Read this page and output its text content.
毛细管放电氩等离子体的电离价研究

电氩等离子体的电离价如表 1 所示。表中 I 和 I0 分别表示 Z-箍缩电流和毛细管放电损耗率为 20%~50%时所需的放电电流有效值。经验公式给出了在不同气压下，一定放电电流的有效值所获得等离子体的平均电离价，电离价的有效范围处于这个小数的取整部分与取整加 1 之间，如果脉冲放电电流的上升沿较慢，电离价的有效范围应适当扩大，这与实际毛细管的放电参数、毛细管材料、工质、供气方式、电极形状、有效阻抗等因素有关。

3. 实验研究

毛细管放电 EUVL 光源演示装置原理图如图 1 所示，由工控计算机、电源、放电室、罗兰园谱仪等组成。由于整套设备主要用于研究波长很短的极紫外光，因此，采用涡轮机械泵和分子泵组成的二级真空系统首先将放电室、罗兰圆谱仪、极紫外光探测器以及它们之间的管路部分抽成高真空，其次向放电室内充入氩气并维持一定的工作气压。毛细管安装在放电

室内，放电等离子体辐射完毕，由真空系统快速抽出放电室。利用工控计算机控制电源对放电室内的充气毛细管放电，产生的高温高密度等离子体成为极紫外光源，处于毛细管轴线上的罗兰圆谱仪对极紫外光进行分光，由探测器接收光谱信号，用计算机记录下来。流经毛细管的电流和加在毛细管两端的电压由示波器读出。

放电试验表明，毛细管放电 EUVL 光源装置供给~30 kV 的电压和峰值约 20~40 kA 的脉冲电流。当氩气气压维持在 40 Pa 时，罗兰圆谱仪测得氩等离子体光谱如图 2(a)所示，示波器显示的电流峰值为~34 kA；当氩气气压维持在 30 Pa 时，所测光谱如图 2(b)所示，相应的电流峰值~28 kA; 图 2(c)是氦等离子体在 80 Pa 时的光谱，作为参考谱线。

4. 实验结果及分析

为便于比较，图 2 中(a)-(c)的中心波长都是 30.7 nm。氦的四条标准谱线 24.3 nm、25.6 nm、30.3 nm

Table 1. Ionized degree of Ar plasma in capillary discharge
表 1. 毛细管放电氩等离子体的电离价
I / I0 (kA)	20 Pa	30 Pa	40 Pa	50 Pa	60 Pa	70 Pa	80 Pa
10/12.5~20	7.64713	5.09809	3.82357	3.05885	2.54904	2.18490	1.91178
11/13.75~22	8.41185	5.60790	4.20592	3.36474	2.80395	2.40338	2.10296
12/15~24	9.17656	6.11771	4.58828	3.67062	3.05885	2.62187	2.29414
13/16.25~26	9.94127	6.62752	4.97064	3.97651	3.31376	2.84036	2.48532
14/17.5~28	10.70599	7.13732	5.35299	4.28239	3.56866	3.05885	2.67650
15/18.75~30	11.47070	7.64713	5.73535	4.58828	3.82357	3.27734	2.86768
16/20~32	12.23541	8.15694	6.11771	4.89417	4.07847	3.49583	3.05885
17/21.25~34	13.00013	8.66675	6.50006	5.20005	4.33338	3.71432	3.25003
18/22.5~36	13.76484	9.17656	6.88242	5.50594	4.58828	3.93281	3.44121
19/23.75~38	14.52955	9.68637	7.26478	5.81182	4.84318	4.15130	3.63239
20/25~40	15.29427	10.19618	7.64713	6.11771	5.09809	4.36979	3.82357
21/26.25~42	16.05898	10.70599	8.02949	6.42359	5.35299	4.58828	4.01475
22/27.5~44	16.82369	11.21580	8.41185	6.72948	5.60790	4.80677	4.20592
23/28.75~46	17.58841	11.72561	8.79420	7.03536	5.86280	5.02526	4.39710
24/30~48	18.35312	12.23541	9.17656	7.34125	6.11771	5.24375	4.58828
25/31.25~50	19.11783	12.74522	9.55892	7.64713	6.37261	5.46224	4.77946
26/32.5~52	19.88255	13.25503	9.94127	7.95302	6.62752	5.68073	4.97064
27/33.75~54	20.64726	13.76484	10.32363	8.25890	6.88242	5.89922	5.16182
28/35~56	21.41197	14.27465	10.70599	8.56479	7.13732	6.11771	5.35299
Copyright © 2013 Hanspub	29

________

Problem to solve: Each line above must be reproduced exactly as it stands.

Output of the exercise:
Read this page and output its text content.
毛细管放电氩等离子体的电离价研究

电氩等离子体的电离价如表 1 所示。表中 I 和 I0 分别表示 Z-箍缩电流和毛细管放电损耗率为 20%~50%时所需的放电电流有效值。经验公式给出了在不同气压下，一定放电电流的有效值所获得等离子体的平均电离价，电离价的有效范围处于这个小数的取整部分与取整加 1 之间，如果脉冲放电电流的上升沿较慢，电离价的有效范围应适当扩大，这与实际毛细管的放电参数、毛细管材料、工质、供气方式、电极形状、有效阻抗等因素有关。

3. 实验研究

毛细管放电 EUVL 光源演示装置原理图如图 1 所示，由工控计算机、电源、放电室、罗兰园谱仪等组成。由于整套设备主要用于研究波长很短的极紫外光，因此，采用涡轮机械泵和分子泵组成的二级真空系统首先将放电室、罗兰圆谱仪、极紫外光探测器以及它们之间的管路部分抽成高真空，其次向放电室内充入氩气并维持一定的工作气压。毛细管安装在放电

室内，放电等离子体辐射完毕，由真空系统快速抽出放电室。利用工控计算机控制电源对放电室内的充气毛细管放电，产生的高温高密度等离子体成为极紫外光源，处于毛细管轴线上的罗兰圆谱仪对极紫外光进行分光，由探测器接收光谱信号，用计算机记录下来。流经毛细管的电流和加在毛细管两端的电压由示波器读出。

放电试验表明，毛细管放电 EUVL 光源装置供给~30 kV 的电压和峰值约 20~40 kA 的脉冲电流。当氩气气压维持在 40 Pa 时，罗兰圆谱仪测得氩等离子体光谱如图 2(a)所示，示波器显示的电流峰值为~34 kA；当氩气气压维持在 30 Pa 时，所测光谱如图 2(b)所示，相应的电流峰值~28 kA; 图 2(c)是氦等离子体在 80 Pa 时的光谱，作为参考谱线。

4. 实验结果及分析

为便于比较，图 2 中(a)-(c)的中心波长都是 30.7 nm。氦的四条标准谱线 24.3 nm、25.6 nm、30.3 nm

Table 1. Ionized degree of Ar plasma in capillary discharge
表 1. 毛细管放电氩等离子体的电离价
I / I0 (kA)	20 Pa	30 Pa	40 Pa	50 Pa	60 Pa	70 Pa	80 Pa
10/12.5~20	7.64713	5.09809	3.82357	3.05885	2.54904	2.18490	1.91178
11/13.75~22	8.41185	5.60790	4.20592	3.36474	2.80395	2.40338	2.10296
12/15~24	9.17656	6.11771	4.58828	3.67062	3.05885	2.62187	2.29414
13/16.25~26	9.94127	6.62752	4.97064	3.97651	3.31376	2.84036	2.48532
14/17.5~28	10.70599	7.13732	5.35299	4.28239	3.56866	3.05885	2.67650
15/18.75~30	11.47070	7.64713	5.73535	4.58828	3.82357	3.27734	2.86768
16/20~32	12.23541	8.15694	6.11771	4.89417	4.07847	3.49583	3.05885
17/21.25~34	13.00013	8.66675	6.50006	5.20005	4.33338	3.71432	3.25003
18/22.5~36	13.76484	9.17656	6.88242	5.50594	4.58828	3.93281	3.44121
19/23.75~38	14.52955	9.68637	7.26478	5.81182	4.84318	4.15130	3.63239
20/25~40	15.29427	10.19618	7.64713	6.11771	5.09809	4.36979	3.82357
21/26.25~42	16.05898	10.70599	8.02949	6.42359	5.35299	4.58828	4.01475
22/27.5~44	16.82369	11.21580	8.41185	6.72948	5.60790	4.80677	4.20592
23/28.75~46	17.58841	11.72561	8.79420	7.03536	5.86280	5.02526	4.39710
24/30~48	18.35312	12.23541	9.17656	7.34125	6.11771	5.24375	4.58828
25/31.25~50	19.11783	12.74522	9.55892	7.64713	6.37261	5.46224	4.77946
26/32.5~52	19.88255	13.25503	9.94127	7.95302	6.62752	5.68073	4.97064
27/33.75~54	20.64726	13.76484	10.32363	8.25890	6.88242	5.89922	5.16182
28/35~56	21.41197	14.27465	10.70599	8.56479	7.13732	6.11771	5.35299
Copyright © 2013 Hanspub	29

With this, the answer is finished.